_GESTELLTE AUFGABE 1_.
Übertrage aus den Einträgen alles von der Zeile mit „y-left-tick-label-40: 40 <box>154“ bis hinunter zur Zeile mit „bar-scenario-1-gaochengnan <box>655 661“, beide eingeschlossen, in eine JSON-Liste mit einem String pro Zeile. Leerzeilen lässt du weg.

Altbauwohnungen können so schön sein. Hohe Decken, historische Treppenhäuser, Stuck. Aber eben auch: Feuchtigkeit und Schimmel. Wenn es um die Mangelhaftigkeit im Mietrecht geht, geht es meistens um letzteres. So auch in diesem Fall.

Konkret ging es um zwei 1904 gebauten und 1999 sanierten Altbauwohnung, die im Jahr 2018 zum Preis von 675.000 erneut den Eigentümer wechselten. Im Exposé gab der Voreigentümer an, dass eine der Außenwände feucht sei und die Sanierung auf eigenen Kosten durch den Käufer durchgeführt werden müsse. Außerdem wurde die Haftung für Sachmängel im Kaufvertrag ausgeschlossen. Die Käufer ließen die Feuchtigkeitsschäden in den Wänden auf eigene Kosten beseitigen. Durch die Renovierung verzögerte sich jedoch der geplante Einzugstermin, sodass den Neueigentümern Mietkosten in Höhe von 33.000 Euro entstanden. Die Käufer verlangten deswegen Schadensersatz vom Verkäufer.

Sind feuchte Wände im Altbau normal?

Sowohl das Landgericht als auch das Oberlandesgericht Köln verneinten einen Schadensersatzanspruch wegen Sachmängeln aus § 437 Nr. 3 i.V.m. § 281 Abs. 1 S. 1, 280 Abs. 1 und 3 BGB. Die Altbauwohnungen entsprächen der üblichen Beschaffenheit – dazu würden auch feuchte Wände gehören.

Das sah der BGH jetzt anders. Im Leitsatz der Entscheidung heißt es: „Als Wohnung verkaufte Räume im Souterrain eines Altbaus, die bei Gefahrübergang erhebliche Wandfeuchtigkeit aufweisen, sind regelmäßig weder für die nach dem Vertrag vorausgesetzte Verwendung noch für die gewöhnliche Verwendung zum Wohnen geeignet und infolgedessen mangelhaft.“

Zwar sei gerade bei Altbauten nicht jede Feuchtigkeit gleich ein Sachmangel. Hier läge der Fall aber anders. Denn der bei Altbauten übliche Standard sei dann nicht maßgebend, wenn die Trockenheit der Räume für die vorausgesetzte Verwendung erforderlich ist. „Die vertraglich vorausgesetzte Verwendung einer Souterrainwohnung ist das Wohnen, weshalb der Käufer regelmäßig erwarten darf, dass die Wohnung trocken ist, auch wenn sie in einem Altbau gelegen ist“, so das Gericht.

_ZU VERARBEITENDE DATEN_.
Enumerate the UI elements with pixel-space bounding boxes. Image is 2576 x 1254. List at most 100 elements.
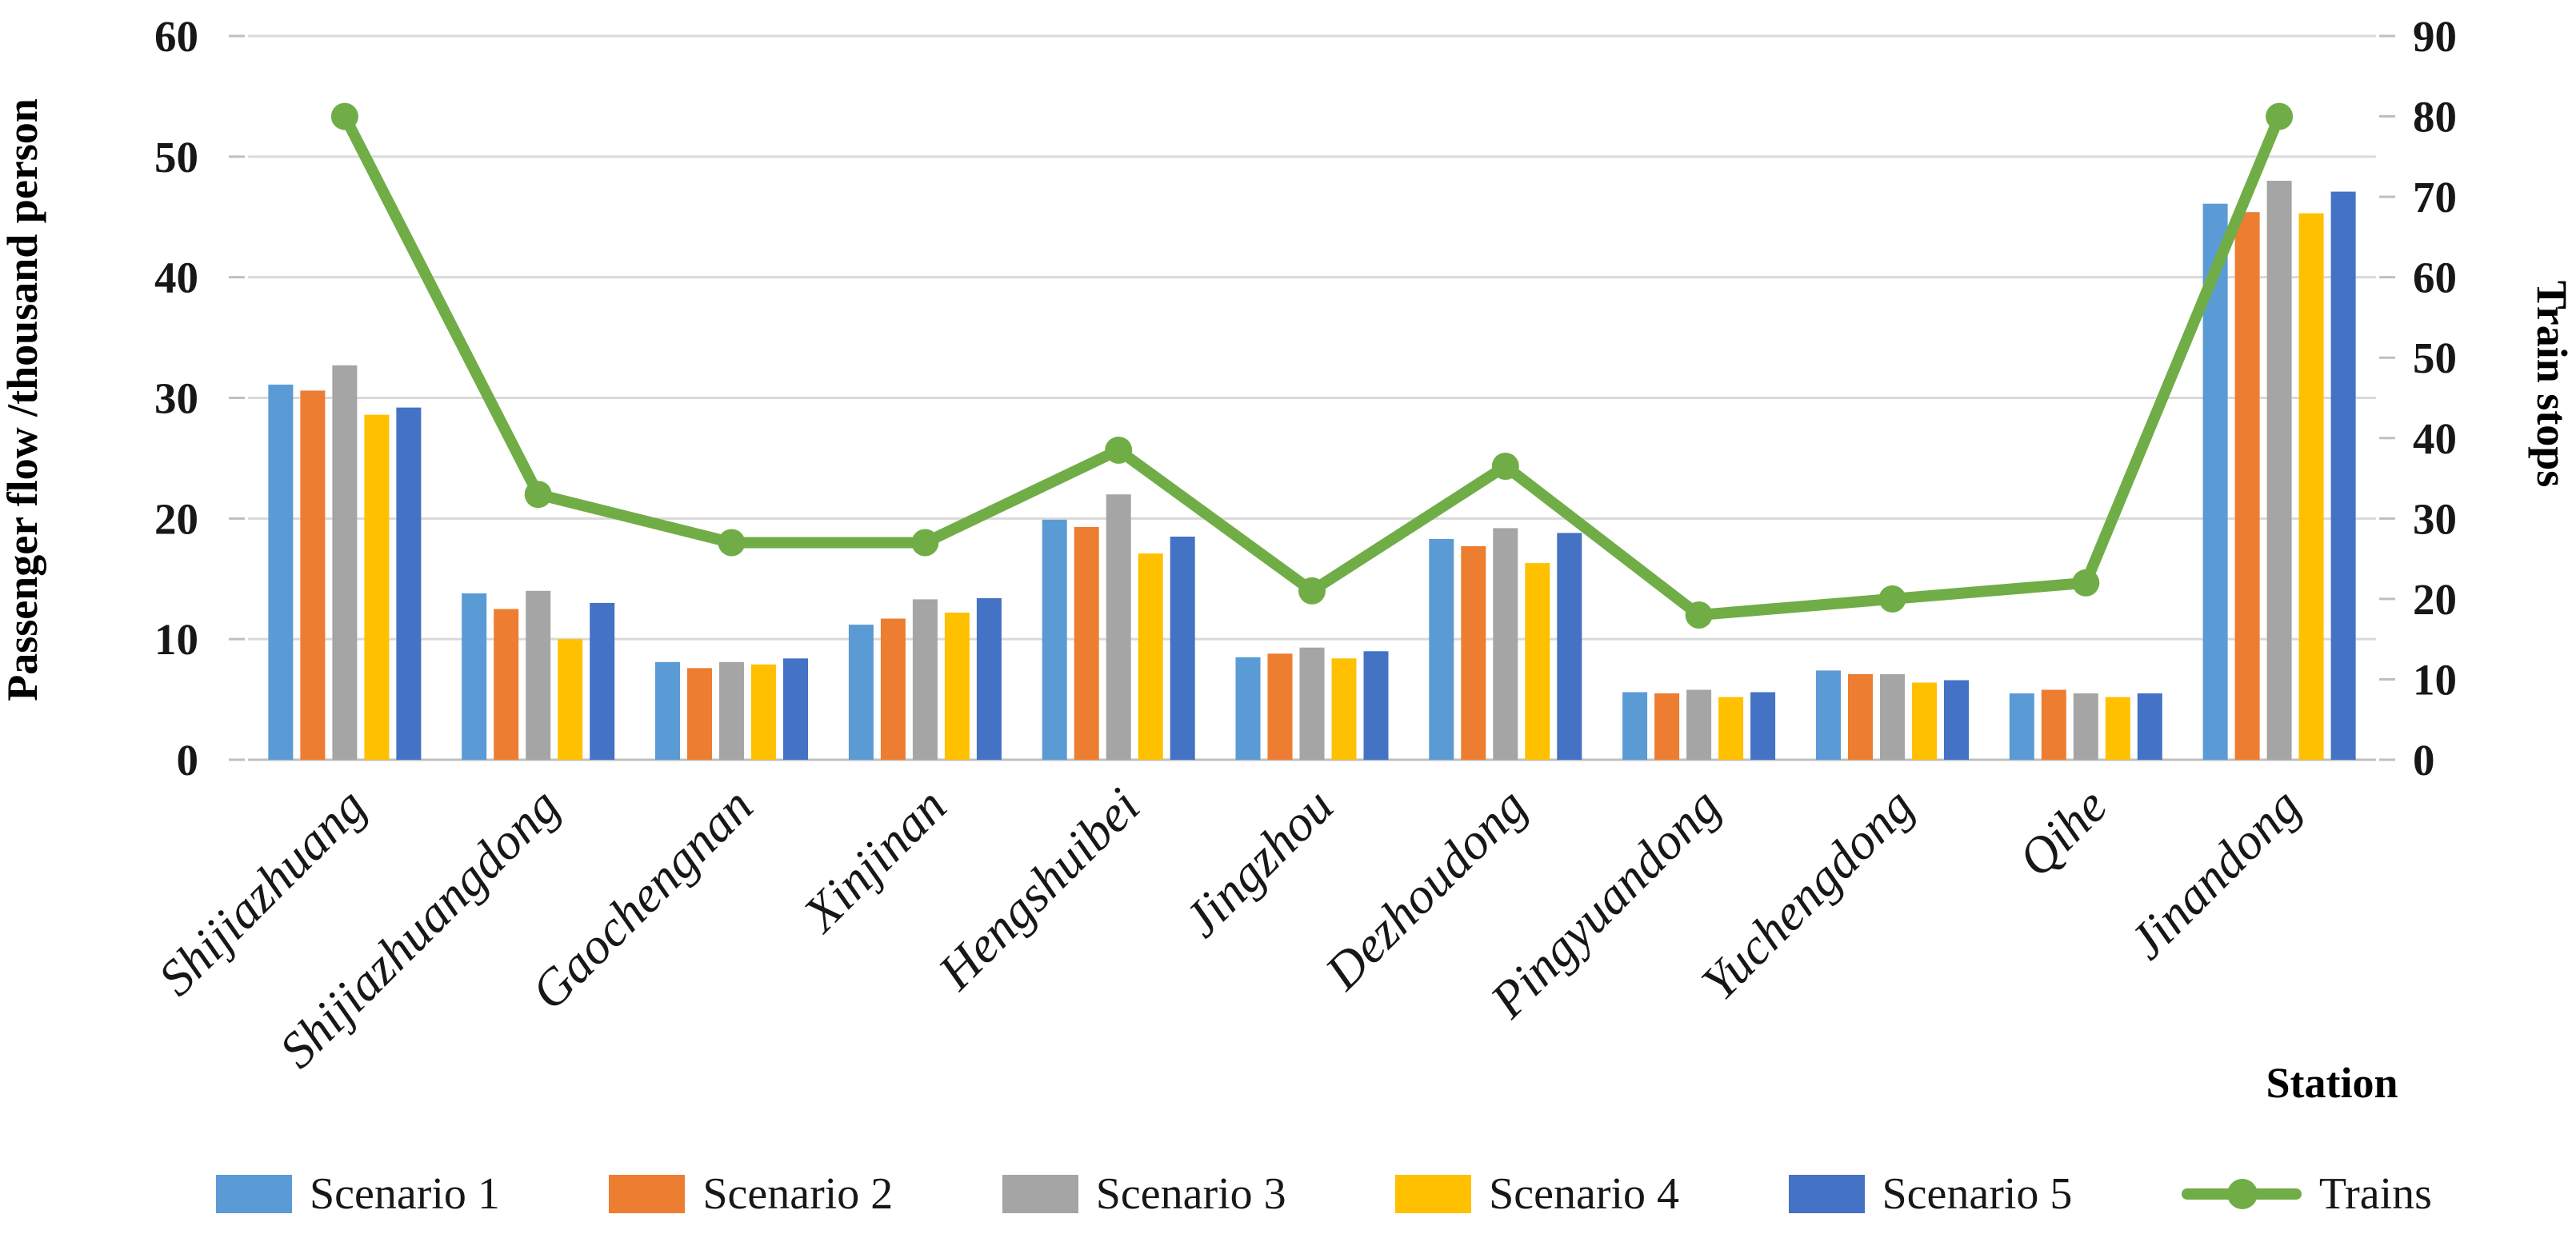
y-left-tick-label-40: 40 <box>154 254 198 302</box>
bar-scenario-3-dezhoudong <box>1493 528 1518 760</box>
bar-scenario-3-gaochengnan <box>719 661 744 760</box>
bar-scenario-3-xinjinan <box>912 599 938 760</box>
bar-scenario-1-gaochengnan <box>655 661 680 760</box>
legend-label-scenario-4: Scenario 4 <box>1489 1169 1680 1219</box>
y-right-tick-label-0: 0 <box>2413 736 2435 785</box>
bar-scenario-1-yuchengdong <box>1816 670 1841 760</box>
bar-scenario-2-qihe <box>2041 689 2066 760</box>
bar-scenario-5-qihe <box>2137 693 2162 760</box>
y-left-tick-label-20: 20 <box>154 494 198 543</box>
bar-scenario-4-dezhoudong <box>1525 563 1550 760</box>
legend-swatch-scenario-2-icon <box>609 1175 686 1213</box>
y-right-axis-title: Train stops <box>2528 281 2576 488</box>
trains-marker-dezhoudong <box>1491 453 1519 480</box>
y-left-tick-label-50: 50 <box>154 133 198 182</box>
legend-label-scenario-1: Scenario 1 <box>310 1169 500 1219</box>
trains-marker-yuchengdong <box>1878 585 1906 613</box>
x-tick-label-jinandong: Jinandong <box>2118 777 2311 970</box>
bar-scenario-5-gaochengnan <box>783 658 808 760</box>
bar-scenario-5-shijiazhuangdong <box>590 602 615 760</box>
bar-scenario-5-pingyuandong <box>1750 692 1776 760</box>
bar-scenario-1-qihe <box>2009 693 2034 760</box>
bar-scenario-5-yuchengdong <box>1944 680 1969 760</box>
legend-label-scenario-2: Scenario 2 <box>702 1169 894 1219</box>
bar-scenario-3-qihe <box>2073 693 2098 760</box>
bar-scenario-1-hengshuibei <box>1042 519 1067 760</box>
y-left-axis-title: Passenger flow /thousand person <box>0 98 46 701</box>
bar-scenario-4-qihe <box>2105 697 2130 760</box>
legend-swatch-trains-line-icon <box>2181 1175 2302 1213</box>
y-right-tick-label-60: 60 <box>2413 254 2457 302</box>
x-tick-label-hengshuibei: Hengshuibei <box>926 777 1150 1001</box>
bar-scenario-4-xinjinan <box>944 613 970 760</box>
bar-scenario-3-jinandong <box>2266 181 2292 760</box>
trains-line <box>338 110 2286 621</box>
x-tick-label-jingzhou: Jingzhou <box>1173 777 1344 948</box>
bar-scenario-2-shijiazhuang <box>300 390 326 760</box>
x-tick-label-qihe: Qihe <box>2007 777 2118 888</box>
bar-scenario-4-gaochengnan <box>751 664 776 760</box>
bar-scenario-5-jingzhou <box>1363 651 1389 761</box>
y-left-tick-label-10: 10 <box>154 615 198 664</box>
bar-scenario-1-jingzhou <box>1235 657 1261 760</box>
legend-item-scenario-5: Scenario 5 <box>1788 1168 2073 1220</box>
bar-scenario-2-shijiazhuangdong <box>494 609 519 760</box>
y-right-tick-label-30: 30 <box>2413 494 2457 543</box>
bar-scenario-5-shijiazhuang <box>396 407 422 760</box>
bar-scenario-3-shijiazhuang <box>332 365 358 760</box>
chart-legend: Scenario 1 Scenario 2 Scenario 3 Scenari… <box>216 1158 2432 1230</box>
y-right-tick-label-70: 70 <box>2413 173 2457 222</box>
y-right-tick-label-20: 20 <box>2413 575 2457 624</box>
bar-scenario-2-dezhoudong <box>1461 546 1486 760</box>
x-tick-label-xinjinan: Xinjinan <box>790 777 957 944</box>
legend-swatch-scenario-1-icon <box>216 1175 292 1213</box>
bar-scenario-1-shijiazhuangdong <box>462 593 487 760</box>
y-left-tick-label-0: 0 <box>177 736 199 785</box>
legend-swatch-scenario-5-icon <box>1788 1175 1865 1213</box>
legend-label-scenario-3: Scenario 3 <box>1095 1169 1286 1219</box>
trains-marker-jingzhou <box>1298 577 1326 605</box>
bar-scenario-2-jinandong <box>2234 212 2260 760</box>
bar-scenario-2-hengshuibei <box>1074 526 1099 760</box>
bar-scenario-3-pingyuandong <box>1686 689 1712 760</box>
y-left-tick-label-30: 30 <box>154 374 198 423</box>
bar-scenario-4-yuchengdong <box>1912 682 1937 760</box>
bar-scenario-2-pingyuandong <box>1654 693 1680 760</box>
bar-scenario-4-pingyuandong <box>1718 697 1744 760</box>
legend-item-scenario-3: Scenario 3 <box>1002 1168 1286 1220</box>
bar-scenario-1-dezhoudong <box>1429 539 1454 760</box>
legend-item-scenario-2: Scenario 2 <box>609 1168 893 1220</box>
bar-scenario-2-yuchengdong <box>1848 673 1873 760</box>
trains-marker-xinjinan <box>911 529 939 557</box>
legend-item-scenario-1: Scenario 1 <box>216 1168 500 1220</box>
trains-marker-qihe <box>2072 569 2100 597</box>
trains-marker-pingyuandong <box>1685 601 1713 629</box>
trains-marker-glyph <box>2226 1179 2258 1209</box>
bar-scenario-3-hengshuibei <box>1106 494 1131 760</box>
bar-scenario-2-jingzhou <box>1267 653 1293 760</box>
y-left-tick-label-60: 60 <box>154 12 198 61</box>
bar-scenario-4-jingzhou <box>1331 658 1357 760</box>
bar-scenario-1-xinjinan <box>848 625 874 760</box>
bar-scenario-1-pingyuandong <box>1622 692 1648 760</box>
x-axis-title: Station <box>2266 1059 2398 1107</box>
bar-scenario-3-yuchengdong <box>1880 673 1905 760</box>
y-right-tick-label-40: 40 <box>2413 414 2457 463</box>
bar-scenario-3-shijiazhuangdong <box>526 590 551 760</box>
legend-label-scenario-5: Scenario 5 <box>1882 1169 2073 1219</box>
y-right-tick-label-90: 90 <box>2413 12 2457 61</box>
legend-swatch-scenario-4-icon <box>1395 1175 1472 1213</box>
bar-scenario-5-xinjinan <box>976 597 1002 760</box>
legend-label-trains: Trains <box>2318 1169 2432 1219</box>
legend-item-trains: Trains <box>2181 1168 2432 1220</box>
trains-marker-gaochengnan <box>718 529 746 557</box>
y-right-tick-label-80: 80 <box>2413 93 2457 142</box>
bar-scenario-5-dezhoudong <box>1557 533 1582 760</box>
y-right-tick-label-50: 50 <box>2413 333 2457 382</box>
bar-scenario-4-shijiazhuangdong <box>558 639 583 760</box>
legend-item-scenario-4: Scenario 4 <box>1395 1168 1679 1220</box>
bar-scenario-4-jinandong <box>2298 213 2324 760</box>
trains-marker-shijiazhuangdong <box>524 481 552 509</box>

_GESTELLTE AUFGABE 2_.
Gib aus dem Ausgangstext über feuchte Altbauwohnungen alles von „Zwar sei gerade“ bis hinunter zu „so das Gericht.“ wortgetreu aus.

_LÖSUNG DER AUFGABE 1_.
[
  "y-left-tick-label-40: 40 <box>154 254 198 302</box>",
  "bar-scenario-3-dezhoudong <box>1493 528 1518 760</box>",
  "bar-scenario-3-gaochengnan <box>719 661 744 760</box>",
  "bar-scenario-3-xinjinan <box>912 599 938 760</box>",
  "bar-scenario-1-gaochengnan <box>655 661 680 760</box>"
]

_LÖSUNG DER AUFGABE 2_.
Zwar sei gerade bei Altbauten nicht jede Feuchtigkeit gleich ein Sachmangel. Hier läge der Fall aber anders. Denn der bei Altbauten übliche Standard sei dann nicht maßgebend, wenn die Trockenheit der Räume für die vorausgesetzte Verwendung erforderlich ist. „Die vertraglich vorausgesetzte Verwendung einer Souterrainwohnung ist das Wohnen, weshalb der Käufer regelmäßig erwarten darf, dass die Wohnung trocken ist, auch wenn sie in einem Altbau gelegen ist“, so das Gericht.